Pull every line containing "Michael" from the entries.

[START Data extract]

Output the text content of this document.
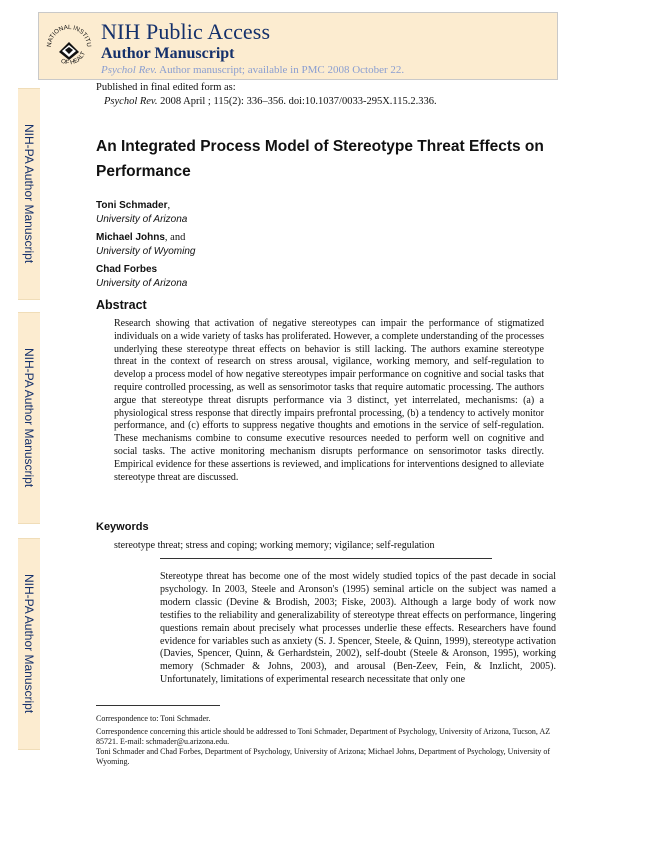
NATIONAL INSTITU
OF HEALT
NIH Public Access
Author Manuscript
Psychol Rev. Author manuscript; available in PMC 2008 October 22.
NIH-PA Author Manuscript
NIH-PA Author Manuscript
NIH-PA Author Manuscript
Published in final edited form as:
Psychol Rev. 2008 April ; 115(2): 336–356. doi:10.1037/0033-295X.115.2.336.
An Integrated Process Model of Stereotype Threat Effects on Performance
Toni Schmader,
University of Arizona
Michael Johns, and
University of Wyoming
Chad Forbes
University of Arizona
Abstract

Research showing that activation of negative stereotypes can impair the performance of stigmatized individuals on a wide variety of tasks has proliferated. However, a complete understanding of the processes underlying these stereotype threat effects on behavior is still lacking. The authors examine stereotype threat in the context of research on stress arousal, vigilance, working memory, and self-regulation to develop a process model of how negative stereotypes impair performance on cognitive and social tasks that require controlled processing, as well as sensorimotor tasks that require automatic processing. The authors argue that stereotype threat disrupts performance via 3 distinct, yet interrelated, mechanisms: (a) a physiological stress response that directly impairs prefrontal processing, (b) a tendency to actively monitor performance, and (c) efforts to suppress negative thoughts and emotions in the service of self-regulation. These mechanisms combine to consume executive resources needed to perform well on cognitive and social tasks. The active monitoring mechanism disrupts performance on sensorimotor tasks directly. Empirical evidence for these assertions is reviewed, and implications for interventions designed to alleviate stereotype threat are discussed.

Keywords
stereotype threat; stress and coping; working memory; vigilance; self-regulation

Stereotype threat has become one of the most widely studied topics of the past decade in social psychology. In 2003, Steele and Aronson's (1995) seminal article on the subject was named a modern classic (Devine & Brodish, 2003; Fiske, 2003). Although a large body of work now testifies to the reliability and generalizability of stereotype threat effects on performance, lingering questions remain about precisely what processes underlie these effects. Researchers have found evidence for variables such as anxiety (S. J. Spencer, Steele, & Quinn, 1999), stereotype activation (Davies, Spencer, Quinn, & Gerhardstein, 2002), self-doubt (Steele & Aronson, 1995), working memory (Schmader & Johns, 2003), and arousal (Ben-Zeev, Fein, & Inzlicht, 2005). Unfortunately, limitations of experimental research necessitate that only one

Correspondence to: Toni Schmader.

Correspondence concerning this article should be addressed to Toni Schmader, Department of Psychology, University of Arizona, Tucson, AZ 85721. E-mail: schmader@u.arizona.edu.

Toni Schmader and Chad Forbes, Department of Psychology, University of Arizona; Michael Johns, Department of Psychology, University of Wyoming.
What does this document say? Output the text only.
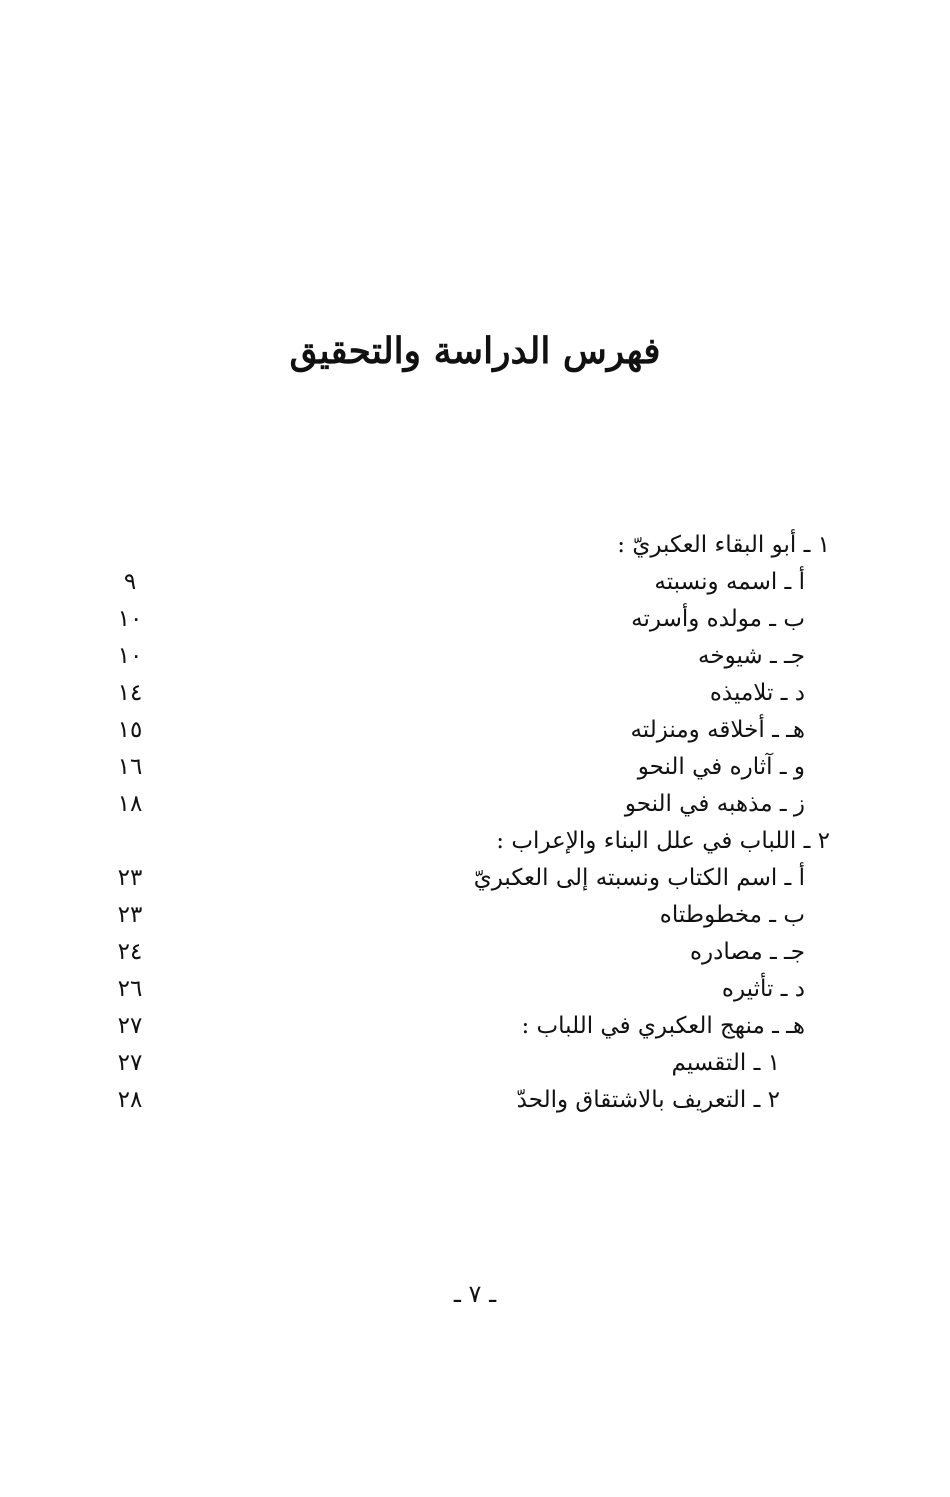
فهرس الدراسة والتحقيق
١ ـ أبو البقاء العكبريّ :
أ ـ اسمه ونسبته
٩
ب ـ مولده وأسرته
١٠
جـ ـ شيوخه
١٠
د ـ تلاميذه
١٤
هـ ـ أخلاقه ومنزلته
١٥
و ـ آثاره في النحو
١٦
ز ـ مذهبه في النحو
١٨
٢ ـ اللباب في علل البناء والإعراب :
أ ـ اسم الكتاب ونسبته إلى العكبريّ
٢٣
ب ـ مخطوطتاه
٢٣
جـ ـ مصادره
٢٤
د ـ تأثيره
٢٦
هـ ـ منهج العكبري في اللباب :
٢٧
١ ـ التقسيم
٢٧
٢ ـ التعريف بالاشتقاق والحدّ
٢٨
ـ ٧ ـ
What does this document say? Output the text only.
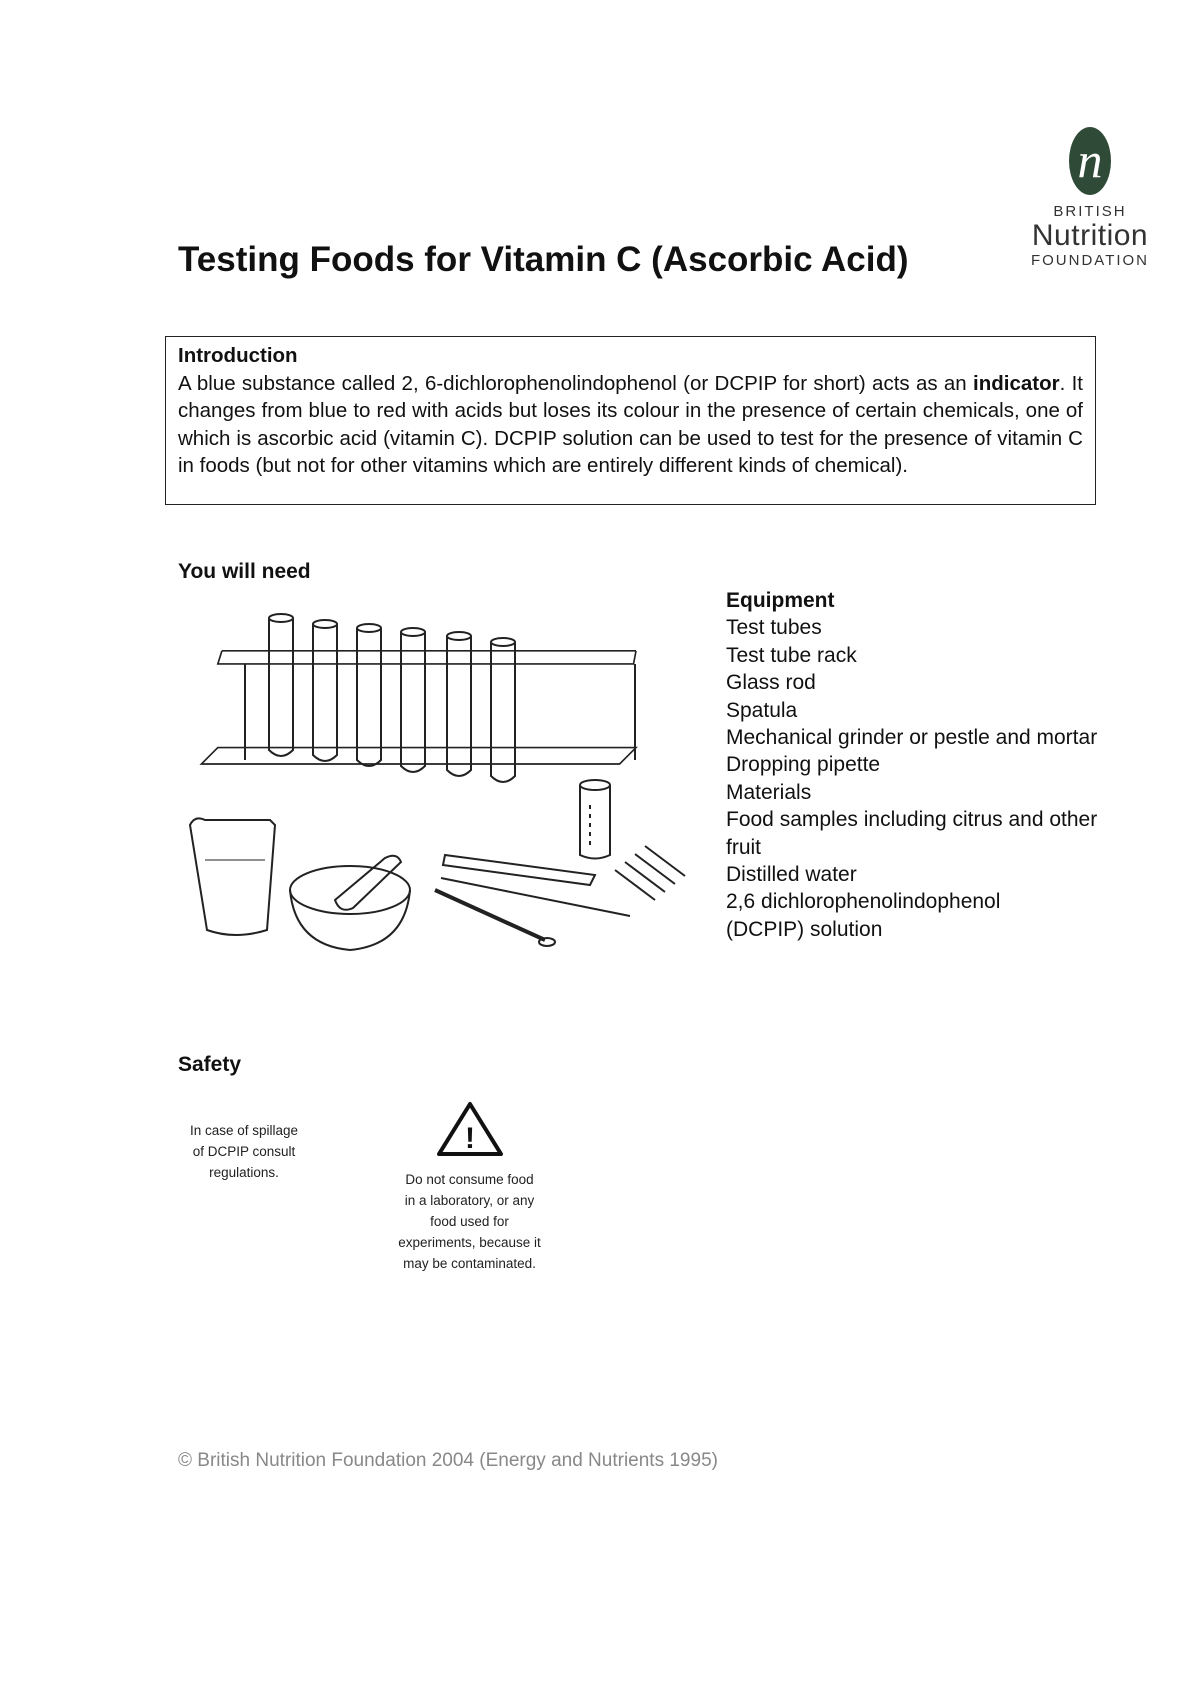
n
BRITISH
Nutrition
FOUNDATION
Testing Foods for Vitamin C (Ascorbic Acid)
Introduction
A blue substance called 2, 6-dichlorophenolindophenol (or DCPIP for short) acts as an indicator. It changes from blue to red with acids but loses its colour in the presence of certain chemicals, one of which is ascorbic acid (vitamin C). DCPIP solution can be used to test for the presence of vitamin C in foods (but not for other vitamins which are entirely different kinds of chemical).
You will need
Equipment
Test tubes
Test tube rack
Glass rod
Spatula
Mechanical grinder or pestle and mortar
Dropping pipette
Materials
Food samples including citrus and other
fruit
Distilled water
2,6 dichlorophenolindophenol
(DCPIP) solution
Safety
In case of spillage
of DCPIP consult
regulations.
!
Do not consume food
in a laboratory, or any
food used for
experiments, because it
may be contaminated.
© British Nutrition Foundation 2004 (Energy and Nutrients 1995)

[END Data extract]

▸ Solved exercise
Michael Johns, and
Toni Schmader and Chad Forbes, Department of Psychology, University of Arizona; Michael Johns, Department of Psychology, University of Wyoming.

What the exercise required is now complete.